[Excerpted records start]

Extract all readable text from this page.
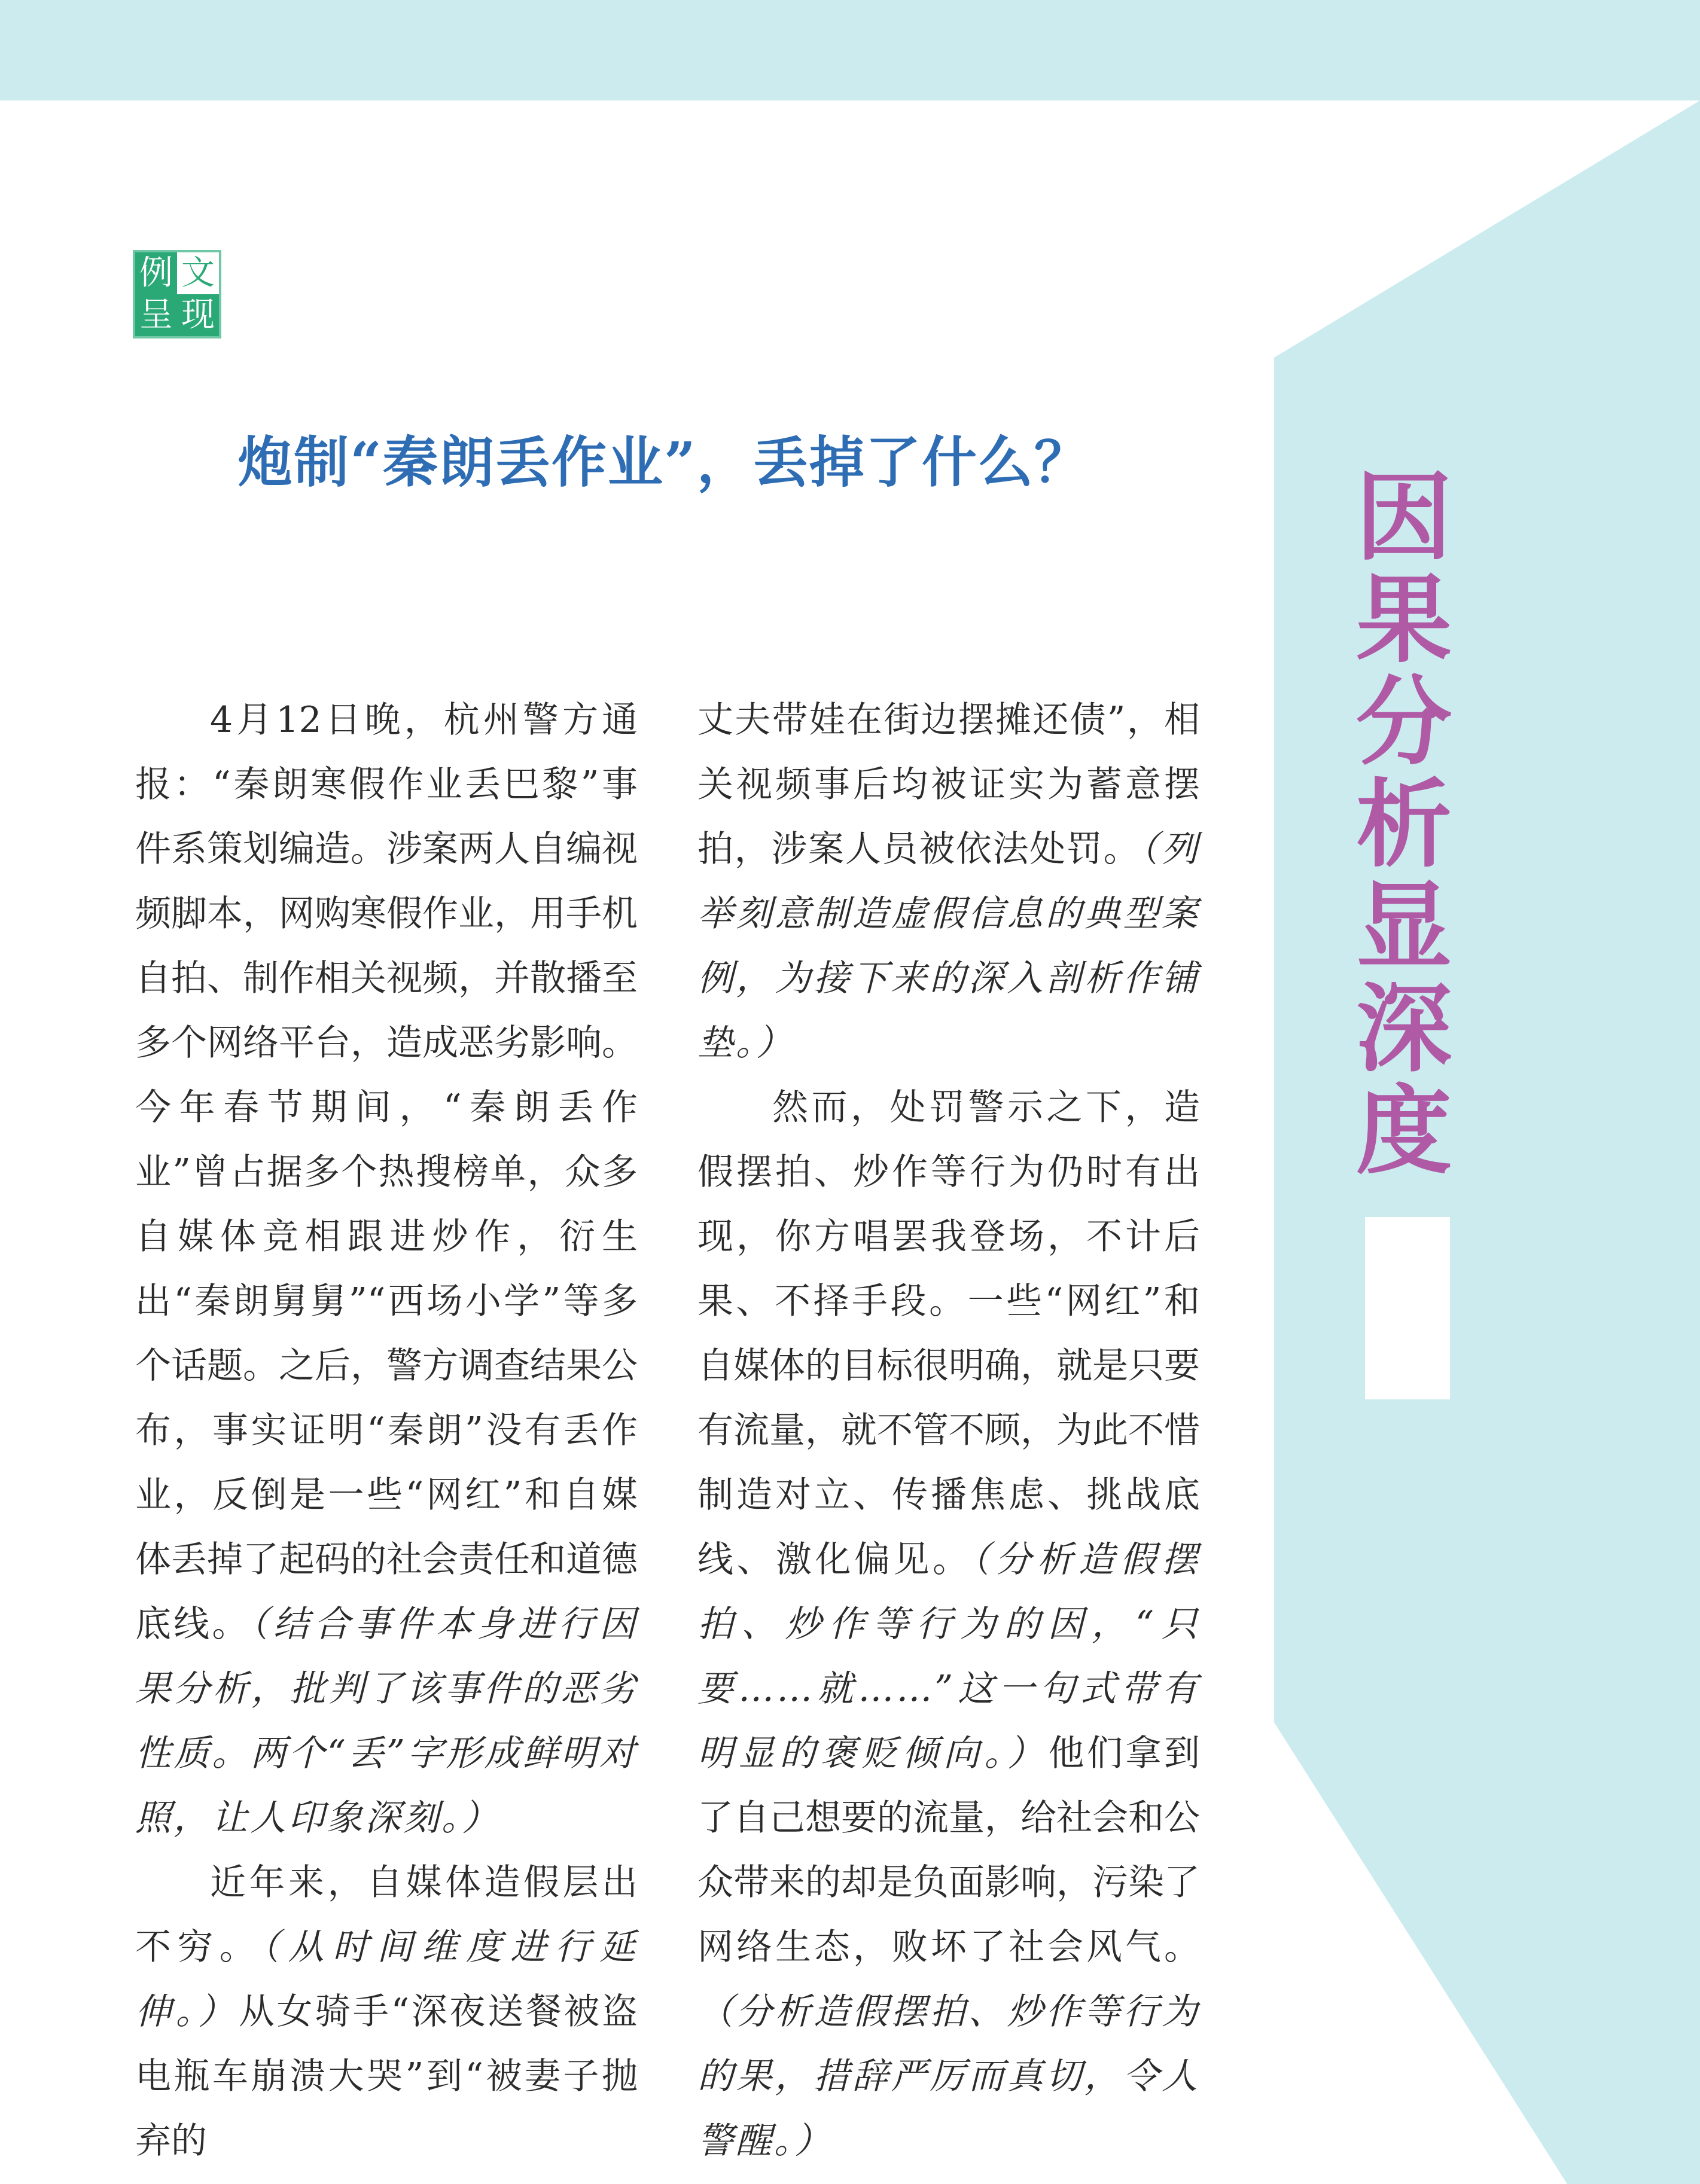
例 文
呈 现
炮制“秦朗丢作业”，丢掉了什么？

4月12日晚，杭州警方通报：“秦朗寒假作业丢巴黎”事件系策划编造。涉案两人自编视频脚本，网购寒假作业，用手机自拍、制作相关视频，并散播至多个网络平台，造成恶劣影响。今年春节期间，“秦朗丢作业”曾占据多个热搜榜单，众多自媒体竞相跟进炒作，衍生出“秦朗舅舅”“西场小学”等多个话题。之后，警方调查结果公布，事实证明“秦朗”没有丢作业，反倒是一些“网红”和自媒体丢掉了起码的社会责任和道德底线。（结合事件本身进行因果分析，批判了该事件的恶劣性质。两个“丢”字形成鲜明对照，让人印象深刻。）

近年来，自媒体造假层出不穷。（从时间维度进行延伸。）从女骑手“深夜送餐被盗电瓶车崩溃大哭”到“被妻子抛弃的

丈夫带娃在街边摆摊还债”，相关视频事后均被证实为蓄意摆拍，涉案人员被依法处罚。（列举刻意制造虚假信息的典型案例，为接下来的深入剖析作铺垫。）

然而，处罚警示之下，造假摆拍、炒作等行为仍时有出现，你方唱罢我登场，不计后果、不择手段。一些“网红”和自媒体的目标很明确，就是只要有流量，就不管不顾，为此不惜制造对立、传播焦虑、挑战底线、激化偏见。（分析造假摆拍、炒作等行为的因，“只要……就……”这一句式带有明显的褒贬倾向。）他们拿到了自己想要的流量，给社会和公众带来的却是负面影响，污染了网络生态，败坏了社会风气。（分析造假摆拍、炒作等行为的果，措辞严厉而真切，令人警醒。）

因
果
分
析
显
深
度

[Excerpted records end]

» **What to produce**
Search the lines above for the string "秦朗丢作业", then show every one that has it.

» **Result of this task**
炮制“秦朗丢作业”，丢掉了什么？
4月12日晚，杭州警方通报：“秦朗寒假作业丢巴黎”事件系策划编造。涉案两人自编视频脚本，网购寒假作业，用手机自拍、制作相关视频，并散播至多个网络平台，造成恶劣影响。今年春节期间，“秦朗丢作业”曾占据多个热搜榜单，众多自媒体竞相跟进炒作，衍生出“秦朗舅舅”“西场小学”等多个话题。之后，警方调查结果公布，事实证明“秦朗”没有丢作业，反倒是一些“网红”和自媒体丢掉了起码的社会责任和道德底线。（结合事件本身进行因果分析，批判了该事件的恶劣性质。两个“丢”字形成鲜明对照，让人印象深刻。）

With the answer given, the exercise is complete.